**Task goal**.
Every line below that holds the string "TOPIX" should be copied out.

**Provided entries**.
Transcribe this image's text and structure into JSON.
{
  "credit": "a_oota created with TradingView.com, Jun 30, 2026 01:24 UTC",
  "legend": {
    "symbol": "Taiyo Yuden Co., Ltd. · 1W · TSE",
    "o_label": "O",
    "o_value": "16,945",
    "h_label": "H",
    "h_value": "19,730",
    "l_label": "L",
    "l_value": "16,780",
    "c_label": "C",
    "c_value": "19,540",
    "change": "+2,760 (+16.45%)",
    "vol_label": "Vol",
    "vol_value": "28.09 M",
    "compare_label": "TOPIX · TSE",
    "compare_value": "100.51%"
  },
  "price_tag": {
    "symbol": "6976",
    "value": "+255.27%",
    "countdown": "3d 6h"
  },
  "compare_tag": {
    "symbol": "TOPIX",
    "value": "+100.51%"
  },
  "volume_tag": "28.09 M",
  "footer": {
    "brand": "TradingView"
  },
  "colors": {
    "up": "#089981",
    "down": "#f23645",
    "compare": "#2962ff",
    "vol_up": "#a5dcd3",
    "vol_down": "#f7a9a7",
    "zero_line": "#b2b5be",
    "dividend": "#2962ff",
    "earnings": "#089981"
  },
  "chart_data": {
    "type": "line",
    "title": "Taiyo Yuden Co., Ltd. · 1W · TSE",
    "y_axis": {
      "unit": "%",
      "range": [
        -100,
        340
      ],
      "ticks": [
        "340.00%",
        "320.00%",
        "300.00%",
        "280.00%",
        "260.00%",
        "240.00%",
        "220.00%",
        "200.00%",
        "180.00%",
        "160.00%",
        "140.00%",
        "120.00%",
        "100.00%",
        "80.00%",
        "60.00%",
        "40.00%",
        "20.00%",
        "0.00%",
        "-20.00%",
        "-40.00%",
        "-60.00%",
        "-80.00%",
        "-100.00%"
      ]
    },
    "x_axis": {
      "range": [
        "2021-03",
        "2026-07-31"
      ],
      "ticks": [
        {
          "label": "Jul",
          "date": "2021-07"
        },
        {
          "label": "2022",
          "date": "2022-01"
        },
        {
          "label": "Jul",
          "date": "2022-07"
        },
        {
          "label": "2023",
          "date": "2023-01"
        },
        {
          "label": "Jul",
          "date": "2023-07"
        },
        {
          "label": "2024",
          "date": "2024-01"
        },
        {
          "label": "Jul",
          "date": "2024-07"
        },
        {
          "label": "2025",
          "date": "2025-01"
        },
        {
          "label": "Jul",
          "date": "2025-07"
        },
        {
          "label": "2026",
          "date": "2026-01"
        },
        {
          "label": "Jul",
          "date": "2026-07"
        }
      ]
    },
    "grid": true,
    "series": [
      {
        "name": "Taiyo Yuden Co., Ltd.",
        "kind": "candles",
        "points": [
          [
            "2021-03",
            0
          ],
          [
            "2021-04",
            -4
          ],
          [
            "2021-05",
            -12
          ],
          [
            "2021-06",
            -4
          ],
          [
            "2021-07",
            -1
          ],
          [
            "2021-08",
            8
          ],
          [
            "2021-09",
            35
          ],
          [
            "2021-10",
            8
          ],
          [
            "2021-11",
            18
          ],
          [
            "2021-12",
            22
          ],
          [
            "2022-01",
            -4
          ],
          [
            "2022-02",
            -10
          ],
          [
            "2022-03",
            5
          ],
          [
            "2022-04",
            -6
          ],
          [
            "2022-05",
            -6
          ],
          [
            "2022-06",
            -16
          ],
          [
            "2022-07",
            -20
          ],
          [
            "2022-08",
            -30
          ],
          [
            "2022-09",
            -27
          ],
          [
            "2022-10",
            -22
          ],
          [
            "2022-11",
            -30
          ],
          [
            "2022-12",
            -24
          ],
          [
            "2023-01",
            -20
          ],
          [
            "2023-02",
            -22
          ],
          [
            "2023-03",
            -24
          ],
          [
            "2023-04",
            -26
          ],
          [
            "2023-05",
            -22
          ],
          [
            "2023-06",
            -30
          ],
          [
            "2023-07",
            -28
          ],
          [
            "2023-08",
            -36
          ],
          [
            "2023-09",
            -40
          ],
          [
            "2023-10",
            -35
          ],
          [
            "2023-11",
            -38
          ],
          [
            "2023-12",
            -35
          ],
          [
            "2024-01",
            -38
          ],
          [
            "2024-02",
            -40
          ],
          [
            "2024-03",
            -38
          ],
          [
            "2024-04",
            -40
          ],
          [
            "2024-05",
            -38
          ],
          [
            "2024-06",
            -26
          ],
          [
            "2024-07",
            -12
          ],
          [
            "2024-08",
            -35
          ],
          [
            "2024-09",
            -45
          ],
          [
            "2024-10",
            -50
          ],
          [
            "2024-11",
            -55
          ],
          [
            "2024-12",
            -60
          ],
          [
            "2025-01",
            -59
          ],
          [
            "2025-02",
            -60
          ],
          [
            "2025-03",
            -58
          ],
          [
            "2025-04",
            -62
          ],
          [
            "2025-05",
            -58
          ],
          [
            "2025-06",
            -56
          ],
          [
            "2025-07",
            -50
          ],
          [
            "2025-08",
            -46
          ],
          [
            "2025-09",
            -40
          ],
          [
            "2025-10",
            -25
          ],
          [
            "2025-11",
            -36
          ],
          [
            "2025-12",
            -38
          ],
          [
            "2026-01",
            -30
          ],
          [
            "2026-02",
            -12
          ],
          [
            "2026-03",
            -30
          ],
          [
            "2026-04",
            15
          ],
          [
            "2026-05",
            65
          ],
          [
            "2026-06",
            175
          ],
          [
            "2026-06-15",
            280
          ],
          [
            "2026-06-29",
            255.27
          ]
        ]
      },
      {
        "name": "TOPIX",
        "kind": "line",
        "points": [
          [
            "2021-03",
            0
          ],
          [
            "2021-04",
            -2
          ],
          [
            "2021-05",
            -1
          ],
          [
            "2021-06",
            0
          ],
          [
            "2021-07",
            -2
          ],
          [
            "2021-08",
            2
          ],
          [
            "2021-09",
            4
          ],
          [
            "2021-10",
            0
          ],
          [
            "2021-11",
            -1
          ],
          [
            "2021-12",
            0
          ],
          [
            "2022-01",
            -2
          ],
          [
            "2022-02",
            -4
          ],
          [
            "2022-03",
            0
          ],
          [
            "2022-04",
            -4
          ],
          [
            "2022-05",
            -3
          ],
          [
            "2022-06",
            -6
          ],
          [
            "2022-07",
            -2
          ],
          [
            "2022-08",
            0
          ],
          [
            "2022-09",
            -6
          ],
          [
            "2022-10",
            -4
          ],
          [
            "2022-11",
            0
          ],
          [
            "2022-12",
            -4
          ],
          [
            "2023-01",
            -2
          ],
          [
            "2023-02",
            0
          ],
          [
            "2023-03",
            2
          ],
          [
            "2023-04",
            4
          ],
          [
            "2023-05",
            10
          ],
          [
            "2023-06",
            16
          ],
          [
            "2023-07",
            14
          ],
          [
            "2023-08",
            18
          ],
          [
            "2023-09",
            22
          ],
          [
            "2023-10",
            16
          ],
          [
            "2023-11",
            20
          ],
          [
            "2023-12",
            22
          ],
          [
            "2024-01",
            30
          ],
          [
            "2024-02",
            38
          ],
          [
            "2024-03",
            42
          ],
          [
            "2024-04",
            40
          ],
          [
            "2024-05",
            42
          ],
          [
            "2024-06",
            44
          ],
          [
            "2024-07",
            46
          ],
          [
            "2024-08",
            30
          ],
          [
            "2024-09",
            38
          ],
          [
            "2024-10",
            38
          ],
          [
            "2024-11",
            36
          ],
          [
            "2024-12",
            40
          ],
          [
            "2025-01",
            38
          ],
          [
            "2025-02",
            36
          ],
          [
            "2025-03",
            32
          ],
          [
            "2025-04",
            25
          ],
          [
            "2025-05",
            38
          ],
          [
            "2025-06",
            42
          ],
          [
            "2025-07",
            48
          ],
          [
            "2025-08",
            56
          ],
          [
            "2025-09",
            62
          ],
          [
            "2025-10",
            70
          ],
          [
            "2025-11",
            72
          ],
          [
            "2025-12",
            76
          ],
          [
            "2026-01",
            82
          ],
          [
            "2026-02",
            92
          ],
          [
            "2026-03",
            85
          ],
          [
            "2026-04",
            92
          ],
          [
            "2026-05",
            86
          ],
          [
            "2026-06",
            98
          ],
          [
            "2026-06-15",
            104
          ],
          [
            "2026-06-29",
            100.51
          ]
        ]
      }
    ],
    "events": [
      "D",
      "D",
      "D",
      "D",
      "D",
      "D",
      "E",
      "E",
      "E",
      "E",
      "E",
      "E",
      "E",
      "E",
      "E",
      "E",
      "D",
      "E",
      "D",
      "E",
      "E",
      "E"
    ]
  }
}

**Reply to the exercise**.
    "compare_label": "TOPIX · TSE",
    "symbol": "TOPIX",
        "name": "TOPIX",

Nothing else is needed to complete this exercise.